== GIVEN TASK ==
Check each line of the records below and collect those holding "mundo".

Data entries
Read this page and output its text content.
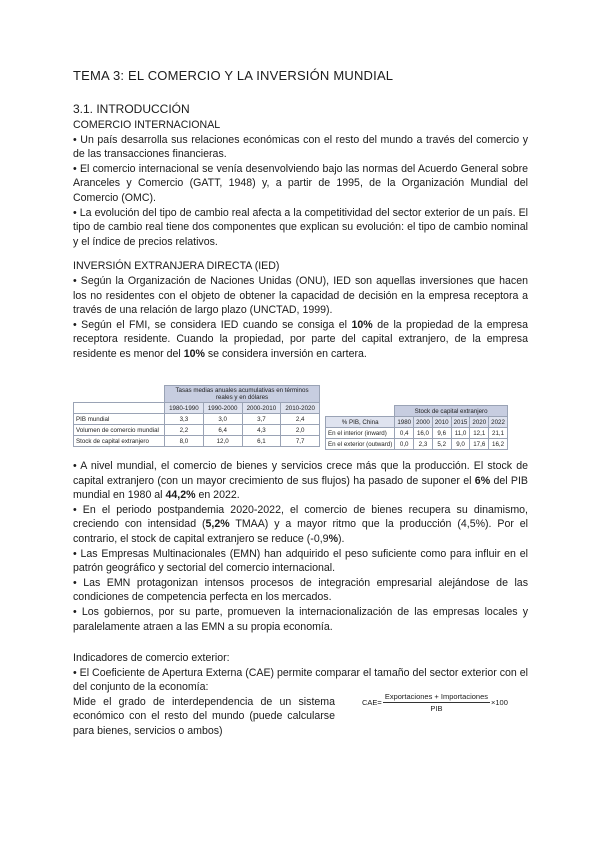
TEMA 3: EL COMERCIO Y LA INVERSIÓN MUNDIAL
3.1. INTRODUCCIÓN

COMERCIO INTERNACIONAL

• Un país desarrolla sus relaciones económicas con el resto del mundo a través del comercio y de las transacciones financieras.

• El comercio internacional se venía desenvolviendo bajo las normas del Acuerdo General sobre Aranceles y Comercio (GATT, 1948) y, a partir de 1995, de la Organización Mundial del Comercio (OMC).

• La evolución del tipo de cambio real afecta a la competitividad del sector exterior de un país. El tipo de cambio real tiene dos componentes que explican su evolución: el tipo de cambio nominal y el índice de precios relativos.

INVERSIÓN EXTRANJERA DIRECTA (IED)

• Según la Organización de Naciones Unidas (ONU), IED son aquellas inversiones que hacen los no residentes con el objeto de obtener la capacidad de decisión en la empresa receptora a través de una relación de largo plazo (UNCTAD, 1999).

• Según el FMI, se considera IED cuando se consiga el 10% de la propiedad de la empresa receptora residente. Cuando la propiedad, por parte del capital extranjero, de la empresa residente es menor del 10% se considera inversión en cartera.

	Tasas medias anuales acumulativas en términos reales y en dólares			
	1980-1990	1990-2000	2000-2010	2010-2020
PIB mundial	3,3	3,0	3,7	2,4
Volumen de comercio mundial	2,2	6,4	4,3	2,0
Stock de capital extranjero	8,0	12,0	6,1	7,7
	Stock de capital extranjero					
% PIB, China	1980	2000	2010	2015	2020	2022
En el interior (inward)	0,4	16,0	9,6	11,0	12,1	21,1
En el exterior (outward)	0,0	2,3	5,2	9,0	17,6	16,2

• A nivel mundial, el comercio de bienes y servicios crece más que la producción. El stock de capital extranjero (con un mayor crecimiento de sus flujos) ha pasado de suponer el 6% del PIB mundial en 1980 al 44,2% en 2022.

• En el periodo postpandemia 2020-2022, el comercio de bienes recupera su dinamismo, creciendo con intensidad (5,2% TMAA) y a mayor ritmo que la producción (4,5%). Por el contrario, el stock de capital extranjero se reduce (-0,9%).

• Las Empresas Multinacionales (EMN) han adquirido el peso suficiente como para influir en el patrón geográfico y sectorial del comercio internacional.

• Las EMN protagonizan intensos procesos de integración empresarial alejándose de las condiciones de competencia perfecta en los mercados.

• Los gobiernos, por su parte, promueven la internacionalización de las empresas locales y paralelamente atraen a las EMN a su propia economía.

Indicadores de comercio exterior:

• El Coeficiente de Apertura Externa (CAE) permite comparar el tamaño del sector exterior con el del conjunto de la economía:

Mide el grado de interdependencia de un sistema económico con el resto del mundo (puede calcularse para bienes, servicios o ambos)

$CAE= \frac{\text{Exportaciones + Importaciones}}{\text{PIB}} \times 100$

== FULL RESPONSE ==
• Un país desarrolla sus relaciones económicas con el resto del mundo a través del comercio y de las transacciones financieras.
Mide el grado de interdependencia de un sistema económico con el resto del mundo (puede calcularse para bienes, servicios o ambos)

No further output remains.